*Given task:*
Output the entries word for word. Omit images.
-.-.-
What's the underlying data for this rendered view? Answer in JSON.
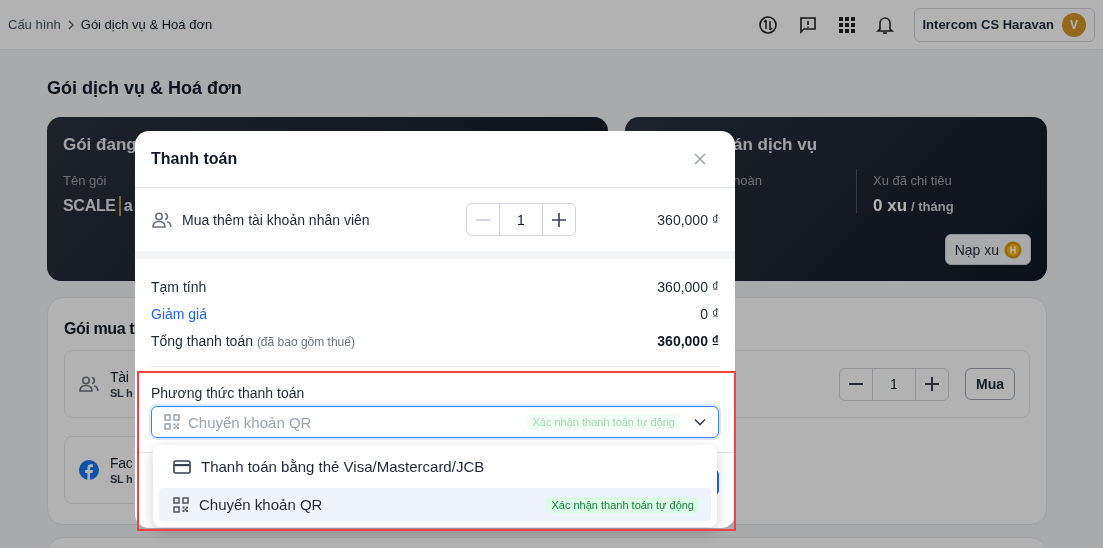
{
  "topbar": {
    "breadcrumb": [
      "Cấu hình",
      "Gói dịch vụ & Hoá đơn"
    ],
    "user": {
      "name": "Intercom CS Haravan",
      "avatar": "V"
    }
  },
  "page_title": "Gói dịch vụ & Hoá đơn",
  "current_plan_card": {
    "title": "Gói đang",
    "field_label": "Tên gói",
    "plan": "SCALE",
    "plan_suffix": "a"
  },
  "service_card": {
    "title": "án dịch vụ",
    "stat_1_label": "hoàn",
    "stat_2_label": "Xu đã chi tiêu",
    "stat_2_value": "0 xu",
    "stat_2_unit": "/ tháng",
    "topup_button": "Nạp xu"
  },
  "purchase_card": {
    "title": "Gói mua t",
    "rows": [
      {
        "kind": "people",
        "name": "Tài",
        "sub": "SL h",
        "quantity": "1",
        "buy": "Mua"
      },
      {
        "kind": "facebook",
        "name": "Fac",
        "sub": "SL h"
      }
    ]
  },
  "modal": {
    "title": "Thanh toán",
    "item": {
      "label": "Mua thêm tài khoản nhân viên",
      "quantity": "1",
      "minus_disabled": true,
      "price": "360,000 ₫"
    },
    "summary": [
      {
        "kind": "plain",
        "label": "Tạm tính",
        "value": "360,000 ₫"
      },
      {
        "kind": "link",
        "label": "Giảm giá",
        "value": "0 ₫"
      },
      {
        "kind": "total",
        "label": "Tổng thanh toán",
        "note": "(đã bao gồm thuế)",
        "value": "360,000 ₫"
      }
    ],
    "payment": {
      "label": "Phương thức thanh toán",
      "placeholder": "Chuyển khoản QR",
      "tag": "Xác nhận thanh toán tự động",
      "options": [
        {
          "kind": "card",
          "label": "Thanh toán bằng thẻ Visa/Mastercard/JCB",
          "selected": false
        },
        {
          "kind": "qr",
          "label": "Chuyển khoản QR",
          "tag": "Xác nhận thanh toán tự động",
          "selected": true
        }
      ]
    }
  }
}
-.-.-
*Task response:*
What's the underlying data for this rendered view? Answer in JSON.
{
  "topbar": {
    "breadcrumb": [
      "Cấu hình",
      "Gói dịch vụ & Hoá đơn"
    ],
    "user": {
      "name": "Intercom CS Haravan",
      "avatar": "V"
    }
  },
  "page_title": "Gói dịch vụ & Hoá đơn",
  "current_plan_card": {
    "title": "Gói đang",
    "field_label": "Tên gói",
    "plan": "SCALE",
    "plan_suffix": "a"
  },
  "service_card": {
    "title": "án dịch vụ",
    "stat_1_label": "hoàn",
    "stat_2_label": "Xu đã chi tiêu",
    "stat_2_value": "0 xu",
    "stat_2_unit": "/ tháng",
    "topup_button": "Nạp xu"
  },
  "purchase_card": {
    "title": "Gói mua t",
    "rows": [
      {
        "kind": "people",
        "name": "Tài",
        "sub": "SL h",
        "quantity": "1",
        "buy": "Mua"
      },
      {
        "kind": "facebook",
        "name": "Fac",
        "sub": "SL h"
      }
    ]
  },
  "modal": {
    "title": "Thanh toán",
    "item": {
      "label": "Mua thêm tài khoản nhân viên",
      "quantity": "1",
      "minus_disabled": true,
      "price": "360,000 ₫"
    },
    "summary": [
      {
        "kind": "plain",
        "label": "Tạm tính",
        "value": "360,000 ₫"
      },
      {
        "kind": "link",
        "label": "Giảm giá",
        "value": "0 ₫"
      },
      {
        "kind": "total",
        "label": "Tổng thanh toán",
        "note": "(đã bao gồm thuế)",
        "value": "360,000 ₫"
      }
    ],
    "payment": {
      "label": "Phương thức thanh toán",
      "placeholder": "Chuyển khoản QR",
      "tag": "Xác nhận thanh toán tự động",
      "options": [
        {
          "kind": "card",
          "label": "Thanh toán bằng thẻ Visa/Mastercard/JCB",
          "selected": false
        },
        {
          "kind": "qr",
          "label": "Chuyển khoản QR",
          "tag": "Xác nhận thanh toán tự động",
          "selected": true
        }
      ]
    }
  }
}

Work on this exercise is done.